** START SUPPLIED DATA **

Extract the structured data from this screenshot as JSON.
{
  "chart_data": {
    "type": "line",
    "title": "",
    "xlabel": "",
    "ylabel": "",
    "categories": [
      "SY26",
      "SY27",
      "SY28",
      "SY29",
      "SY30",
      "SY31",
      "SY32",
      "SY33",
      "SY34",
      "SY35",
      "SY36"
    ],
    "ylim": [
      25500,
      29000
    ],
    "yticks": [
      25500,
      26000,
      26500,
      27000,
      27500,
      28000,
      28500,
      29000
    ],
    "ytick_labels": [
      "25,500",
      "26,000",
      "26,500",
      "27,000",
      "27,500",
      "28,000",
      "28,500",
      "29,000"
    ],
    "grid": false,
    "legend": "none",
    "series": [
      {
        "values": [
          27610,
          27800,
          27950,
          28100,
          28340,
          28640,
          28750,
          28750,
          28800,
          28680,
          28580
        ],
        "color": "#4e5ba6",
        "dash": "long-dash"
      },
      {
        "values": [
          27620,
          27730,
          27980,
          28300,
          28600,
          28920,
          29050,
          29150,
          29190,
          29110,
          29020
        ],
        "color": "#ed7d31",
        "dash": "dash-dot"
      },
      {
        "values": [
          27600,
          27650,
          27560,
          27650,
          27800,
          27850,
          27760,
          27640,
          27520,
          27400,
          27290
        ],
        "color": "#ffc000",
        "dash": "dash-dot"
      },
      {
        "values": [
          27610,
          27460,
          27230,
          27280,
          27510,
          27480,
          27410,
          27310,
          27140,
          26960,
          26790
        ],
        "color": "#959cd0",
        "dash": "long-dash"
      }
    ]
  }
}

** END SUPPLIED DATA **

INSTRUCTION:
Reproduce the data shown above exactly.

ANSWER FOR THE TASK:
Extract the structured data from this screenshot as JSON.
{
  "chart_data": {
    "type": "line",
    "title": "",
    "xlabel": "",
    "ylabel": "",
    "categories": [
      "SY26",
      "SY27",
      "SY28",
      "SY29",
      "SY30",
      "SY31",
      "SY32",
      "SY33",
      "SY34",
      "SY35",
      "SY36"
    ],
    "ylim": [
      25500,
      29000
    ],
    "yticks": [
      25500,
      26000,
      26500,
      27000,
      27500,
      28000,
      28500,
      29000
    ],
    "ytick_labels": [
      "25,500",
      "26,000",
      "26,500",
      "27,000",
      "27,500",
      "28,000",
      "28,500",
      "29,000"
    ],
    "grid": false,
    "legend": "none",
    "series": [
      {
        "values": [
          27610,
          27800,
          27950,
          28100,
          28340,
          28640,
          28750,
          28750,
          28800,
          28680,
          28580
        ],
        "color": "#4e5ba6",
        "dash": "long-dash"
      },
      {
        "values": [
          27620,
          27730,
          27980,
          28300,
          28600,
          28920,
          29050,
          29150,
          29190,
          29110,
          29020
        ],
        "color": "#ed7d31",
        "dash": "dash-dot"
      },
      {
        "values": [
          27600,
          27650,
          27560,
          27650,
          27800,
          27850,
          27760,
          27640,
          27520,
          27400,
          27290
        ],
        "color": "#ffc000",
        "dash": "dash-dot"
      },
      {
        "values": [
          27610,
          27460,
          27230,
          27280,
          27510,
          27480,
          27410,
          27310,
          27140,
          26960,
          26790
        ],
        "color": "#959cd0",
        "dash": "long-dash"
      }
    ]
  }
}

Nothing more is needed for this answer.